Return all of the lines below exactly as they are.

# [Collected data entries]
>>
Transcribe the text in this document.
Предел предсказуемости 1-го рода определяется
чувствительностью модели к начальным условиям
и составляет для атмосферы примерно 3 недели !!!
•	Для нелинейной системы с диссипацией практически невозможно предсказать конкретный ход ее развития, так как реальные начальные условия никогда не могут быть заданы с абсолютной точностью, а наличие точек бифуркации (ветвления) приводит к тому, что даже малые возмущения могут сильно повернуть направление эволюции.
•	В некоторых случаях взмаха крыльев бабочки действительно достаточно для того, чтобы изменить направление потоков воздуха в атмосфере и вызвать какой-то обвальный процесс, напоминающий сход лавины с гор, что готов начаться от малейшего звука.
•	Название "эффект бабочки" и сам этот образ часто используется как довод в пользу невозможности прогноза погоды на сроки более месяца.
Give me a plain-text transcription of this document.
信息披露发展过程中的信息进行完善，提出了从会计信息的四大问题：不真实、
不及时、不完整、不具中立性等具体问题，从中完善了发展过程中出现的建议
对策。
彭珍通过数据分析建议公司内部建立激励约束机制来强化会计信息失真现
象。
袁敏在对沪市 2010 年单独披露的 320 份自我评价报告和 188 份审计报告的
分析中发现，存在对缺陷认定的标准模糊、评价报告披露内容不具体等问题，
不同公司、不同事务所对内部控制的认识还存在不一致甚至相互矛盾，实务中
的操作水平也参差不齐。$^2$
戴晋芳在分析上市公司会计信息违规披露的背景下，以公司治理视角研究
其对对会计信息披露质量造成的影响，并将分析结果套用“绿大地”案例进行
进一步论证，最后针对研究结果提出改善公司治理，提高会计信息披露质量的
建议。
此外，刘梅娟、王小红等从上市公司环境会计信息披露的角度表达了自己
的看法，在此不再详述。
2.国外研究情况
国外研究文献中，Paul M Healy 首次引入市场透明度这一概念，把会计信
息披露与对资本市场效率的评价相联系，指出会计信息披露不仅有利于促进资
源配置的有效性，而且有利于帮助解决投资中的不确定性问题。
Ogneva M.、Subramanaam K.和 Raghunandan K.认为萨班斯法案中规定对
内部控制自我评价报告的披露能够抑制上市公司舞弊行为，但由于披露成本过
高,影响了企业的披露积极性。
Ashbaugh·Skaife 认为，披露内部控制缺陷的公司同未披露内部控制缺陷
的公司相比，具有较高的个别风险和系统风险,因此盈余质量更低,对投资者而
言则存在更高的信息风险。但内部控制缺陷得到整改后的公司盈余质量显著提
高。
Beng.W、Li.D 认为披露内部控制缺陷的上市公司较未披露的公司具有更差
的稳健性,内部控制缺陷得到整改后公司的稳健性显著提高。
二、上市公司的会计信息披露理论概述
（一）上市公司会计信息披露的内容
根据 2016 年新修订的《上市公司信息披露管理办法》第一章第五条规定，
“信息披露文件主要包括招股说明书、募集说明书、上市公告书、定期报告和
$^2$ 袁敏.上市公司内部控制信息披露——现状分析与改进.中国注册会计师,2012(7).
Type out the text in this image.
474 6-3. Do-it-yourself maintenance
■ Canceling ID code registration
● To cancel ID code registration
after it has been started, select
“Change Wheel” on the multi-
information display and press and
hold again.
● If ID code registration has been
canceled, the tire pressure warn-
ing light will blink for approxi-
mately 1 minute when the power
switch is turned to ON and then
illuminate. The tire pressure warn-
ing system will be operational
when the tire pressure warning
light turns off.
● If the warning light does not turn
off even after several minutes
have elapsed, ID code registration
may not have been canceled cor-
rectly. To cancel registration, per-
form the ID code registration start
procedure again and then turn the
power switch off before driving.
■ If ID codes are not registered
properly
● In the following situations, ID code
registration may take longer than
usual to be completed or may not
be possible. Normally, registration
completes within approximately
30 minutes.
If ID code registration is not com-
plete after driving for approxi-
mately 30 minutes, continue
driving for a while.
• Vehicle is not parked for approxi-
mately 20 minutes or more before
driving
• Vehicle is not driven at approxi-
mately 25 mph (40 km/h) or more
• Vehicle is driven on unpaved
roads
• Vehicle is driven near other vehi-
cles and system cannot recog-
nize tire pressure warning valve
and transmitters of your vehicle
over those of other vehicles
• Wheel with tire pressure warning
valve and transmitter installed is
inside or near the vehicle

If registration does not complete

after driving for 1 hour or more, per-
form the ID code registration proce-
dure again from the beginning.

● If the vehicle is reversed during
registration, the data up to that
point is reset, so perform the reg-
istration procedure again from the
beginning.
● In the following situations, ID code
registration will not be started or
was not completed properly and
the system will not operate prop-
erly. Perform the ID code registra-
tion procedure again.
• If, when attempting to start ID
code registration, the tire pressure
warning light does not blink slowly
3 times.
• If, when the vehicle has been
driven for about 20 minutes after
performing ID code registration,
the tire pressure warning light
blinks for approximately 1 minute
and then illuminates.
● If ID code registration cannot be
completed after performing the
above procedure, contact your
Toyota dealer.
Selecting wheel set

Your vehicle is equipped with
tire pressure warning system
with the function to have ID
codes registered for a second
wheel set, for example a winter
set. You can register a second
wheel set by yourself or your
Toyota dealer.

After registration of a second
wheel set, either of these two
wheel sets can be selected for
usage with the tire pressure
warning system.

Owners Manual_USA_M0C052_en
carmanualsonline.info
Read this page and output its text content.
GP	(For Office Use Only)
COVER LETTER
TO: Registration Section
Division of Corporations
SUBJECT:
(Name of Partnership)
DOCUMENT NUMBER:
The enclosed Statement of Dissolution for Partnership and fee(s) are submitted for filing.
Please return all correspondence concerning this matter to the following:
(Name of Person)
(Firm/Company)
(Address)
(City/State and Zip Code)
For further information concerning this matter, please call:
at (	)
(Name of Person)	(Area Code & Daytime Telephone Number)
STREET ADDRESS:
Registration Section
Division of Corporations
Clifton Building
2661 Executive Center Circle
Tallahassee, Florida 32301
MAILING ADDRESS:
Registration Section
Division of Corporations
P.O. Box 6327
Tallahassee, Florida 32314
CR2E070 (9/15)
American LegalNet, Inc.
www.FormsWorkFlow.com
<<
# [RESULT FOR THIS EXERCISE]
Transcribe the text in this document.
Предел предсказуемости 1-го рода определяется
чувствительностью модели к начальным условиям
и составляет для атмосферы примерно 3 недели !!!
•	Для нелинейной системы с диссипацией практически невозможно предсказать конкретный ход ее развития, так как реальные начальные условия никогда не могут быть заданы с абсолютной точностью, а наличие точек бифуркации (ветвления) приводит к тому, что даже малые возмущения могут сильно повернуть направление эволюции.
•	В некоторых случаях взмаха крыльев бабочки действительно достаточно для того, чтобы изменить направление потоков воздуха в атмосфере и вызвать какой-то обвальный процесс, напоминающий сход лавины с гор, что готов начаться от малейшего звука.
•	Название "эффект бабочки" и сам этот образ часто используется как довод в пользу невозможности прогноза погоды на сроки более месяца.
Give me a plain-text transcription of this document.
信息披露发展过程中的信息进行完善，提出了从会计信息的四大问题：不真实、
不及时、不完整、不具中立性等具体问题，从中完善了发展过程中出现的建议
对策。
彭珍通过数据分析建议公司内部建立激励约束机制来强化会计信息失真现
象。
袁敏在对沪市 2010 年单独披露的 320 份自我评价报告和 188 份审计报告的
分析中发现，存在对缺陷认定的标准模糊、评价报告披露内容不具体等问题，
不同公司、不同事务所对内部控制的认识还存在不一致甚至相互矛盾，实务中
的操作水平也参差不齐。$^2$
戴晋芳在分析上市公司会计信息违规披露的背景下，以公司治理视角研究
其对对会计信息披露质量造成的影响，并将分析结果套用“绿大地”案例进行
进一步论证，最后针对研究结果提出改善公司治理，提高会计信息披露质量的
建议。
此外，刘梅娟、王小红等从上市公司环境会计信息披露的角度表达了自己
的看法，在此不再详述。
2.国外研究情况
国外研究文献中，Paul M Healy 首次引入市场透明度这一概念，把会计信
息披露与对资本市场效率的评价相联系，指出会计信息披露不仅有利于促进资
源配置的有效性，而且有利于帮助解决投资中的不确定性问题。
Ogneva M.、Subramanaam K.和 Raghunandan K.认为萨班斯法案中规定对
内部控制自我评价报告的披露能够抑制上市公司舞弊行为，但由于披露成本过
高,影响了企业的披露积极性。
Ashbaugh·Skaife 认为，披露内部控制缺陷的公司同未披露内部控制缺陷
的公司相比，具有较高的个别风险和系统风险,因此盈余质量更低,对投资者而
言则存在更高的信息风险。但内部控制缺陷得到整改后的公司盈余质量显著提
高。
Beng.W、Li.D 认为披露内部控制缺陷的上市公司较未披露的公司具有更差
的稳健性,内部控制缺陷得到整改后公司的稳健性显著提高。
二、上市公司的会计信息披露理论概述
（一）上市公司会计信息披露的内容
根据 2016 年新修订的《上市公司信息披露管理办法》第一章第五条规定，
“信息披露文件主要包括招股说明书、募集说明书、上市公告书、定期报告和
$^2$ 袁敏.上市公司内部控制信息披露——现状分析与改进.中国注册会计师,2012(7).
Type out the text in this image.
474 6-3. Do-it-yourself maintenance
■ Canceling ID code registration
● To cancel ID code registration
after it has been started, select
“Change Wheel” on the multi-
information display and press and
hold again.
● If ID code registration has been
canceled, the tire pressure warn-
ing light will blink for approxi-
mately 1 minute when the power
switch is turned to ON and then
illuminate. The tire pressure warn-
ing system will be operational
when the tire pressure warning
light turns off.
● If the warning light does not turn
off even after several minutes
have elapsed, ID code registration
may not have been canceled cor-
rectly. To cancel registration, per-
form the ID code registration start
procedure again and then turn the
power switch off before driving.
■ If ID codes are not registered
properly
● In the following situations, ID code
registration may take longer than
usual to be completed or may not
be possible. Normally, registration
completes within approximately
30 minutes.
If ID code registration is not com-
plete after driving for approxi-
mately 30 minutes, continue
driving for a while.
• Vehicle is not parked for approxi-
mately 20 minutes or more before
driving
• Vehicle is not driven at approxi-
mately 25 mph (40 km/h) or more
• Vehicle is driven on unpaved
roads
• Vehicle is driven near other vehi-
cles and system cannot recog-
nize tire pressure warning valve
and transmitters of your vehicle
over those of other vehicles
• Wheel with tire pressure warning
valve and transmitter installed is
inside or near the vehicle

If registration does not complete

after driving for 1 hour or more, per-
form the ID code registration proce-
dure again from the beginning.

● If the vehicle is reversed during
registration, the data up to that
point is reset, so perform the reg-
istration procedure again from the
beginning.
● In the following situations, ID code
registration will not be started or
was not completed properly and
the system will not operate prop-
erly. Perform the ID code registra-
tion procedure again.
• If, when attempting to start ID
code registration, the tire pressure
warning light does not blink slowly
3 times.
• If, when the vehicle has been
driven for about 20 minutes after
performing ID code registration,
the tire pressure warning light
blinks for approximately 1 minute
and then illuminates.
● If ID code registration cannot be
completed after performing the
above procedure, contact your
Toyota dealer.
Selecting wheel set

Your vehicle is equipped with
tire pressure warning system
with the function to have ID
codes registered for a second
wheel set, for example a winter
set. You can register a second
wheel set by yourself or your
Toyota dealer.

After registration of a second
wheel set, either of these two
wheel sets can be selected for
usage with the tire pressure
warning system.

Owners Manual_USA_M0C052_en
carmanualsonline.info
Read this page and output its text content.
GP	(For Office Use Only)
COVER LETTER
TO: Registration Section
Division of Corporations
SUBJECT:
(Name of Partnership)
DOCUMENT NUMBER:
The enclosed Statement of Dissolution for Partnership and fee(s) are submitted for filing.
Please return all correspondence concerning this matter to the following:
(Name of Person)
(Firm/Company)
(Address)
(City/State and Zip Code)
For further information concerning this matter, please call:
at (	)
(Name of Person)	(Area Code & Daytime Telephone Number)
STREET ADDRESS:
Registration Section
Division of Corporations
Clifton Building
2661 Executive Center Circle
Tallahassee, Florida 32301
MAILING ADDRESS:
Registration Section
Division of Corporations
P.O. Box 6327
Tallahassee, Florida 32314
CR2E070 (9/15)
American LegalNet, Inc.
www.FormsWorkFlow.com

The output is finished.